**Job:** Write out every entry word for word.

**Provided information:**

◆ ◆ ◆ ◆ ◆

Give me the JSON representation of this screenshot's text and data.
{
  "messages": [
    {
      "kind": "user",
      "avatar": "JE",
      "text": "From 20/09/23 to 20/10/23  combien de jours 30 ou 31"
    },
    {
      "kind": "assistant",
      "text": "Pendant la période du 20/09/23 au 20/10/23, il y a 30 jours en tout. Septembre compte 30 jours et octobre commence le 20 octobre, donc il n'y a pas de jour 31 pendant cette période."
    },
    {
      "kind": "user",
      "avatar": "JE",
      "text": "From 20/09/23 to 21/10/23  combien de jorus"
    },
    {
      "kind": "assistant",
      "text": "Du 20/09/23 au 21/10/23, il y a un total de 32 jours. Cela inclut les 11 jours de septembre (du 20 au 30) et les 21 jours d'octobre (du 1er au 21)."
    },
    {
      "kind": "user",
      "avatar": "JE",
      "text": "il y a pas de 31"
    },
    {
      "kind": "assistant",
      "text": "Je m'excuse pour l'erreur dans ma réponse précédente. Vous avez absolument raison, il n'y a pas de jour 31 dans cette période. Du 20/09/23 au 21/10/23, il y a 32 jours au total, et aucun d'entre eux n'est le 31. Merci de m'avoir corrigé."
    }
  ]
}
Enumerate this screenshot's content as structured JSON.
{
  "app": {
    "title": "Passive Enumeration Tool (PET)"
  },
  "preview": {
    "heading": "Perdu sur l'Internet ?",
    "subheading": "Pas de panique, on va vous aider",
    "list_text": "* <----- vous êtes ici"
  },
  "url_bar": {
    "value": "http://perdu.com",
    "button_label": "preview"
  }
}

◆ ◆ ◆ ◆ ◆

**Response to this task:**
Give me the JSON representation of this screenshot's text and data.
{
  "messages": [
    {
      "kind": "user",
      "avatar": "JE",
      "text": "From 20/09/23 to 20/10/23  combien de jours 30 ou 31"
    },
    {
      "kind": "assistant",
      "text": "Pendant la période du 20/09/23 au 20/10/23, il y a 30 jours en tout. Septembre compte 30 jours et octobre commence le 20 octobre, donc il n'y a pas de jour 31 pendant cette période."
    },
    {
      "kind": "user",
      "avatar": "JE",
      "text": "From 20/09/23 to 21/10/23  combien de jorus"
    },
    {
      "kind": "assistant",
      "text": "Du 20/09/23 au 21/10/23, il y a un total de 32 jours. Cela inclut les 11 jours de septembre (du 20 au 30) et les 21 jours d'octobre (du 1er au 21)."
    },
    {
      "kind": "user",
      "avatar": "JE",
      "text": "il y a pas de 31"
    },
    {
      "kind": "assistant",
      "text": "Je m'excuse pour l'erreur dans ma réponse précédente. Vous avez absolument raison, il n'y a pas de jour 31 dans cette période. Du 20/09/23 au 21/10/23, il y a 32 jours au total, et aucun d'entre eux n'est le 31. Merci de m'avoir corrigé."
    }
  ]
}
Enumerate this screenshot's content as structured JSON.
{
  "app": {
    "title": "Passive Enumeration Tool (PET)"
  },
  "preview": {
    "heading": "Perdu sur l'Internet ?",
    "subheading": "Pas de panique, on va vous aider",
    "list_text": "* <----- vous êtes ici"
  },
  "url_bar": {
    "value": "http://perdu.com",
    "button_label": "preview"
  }
}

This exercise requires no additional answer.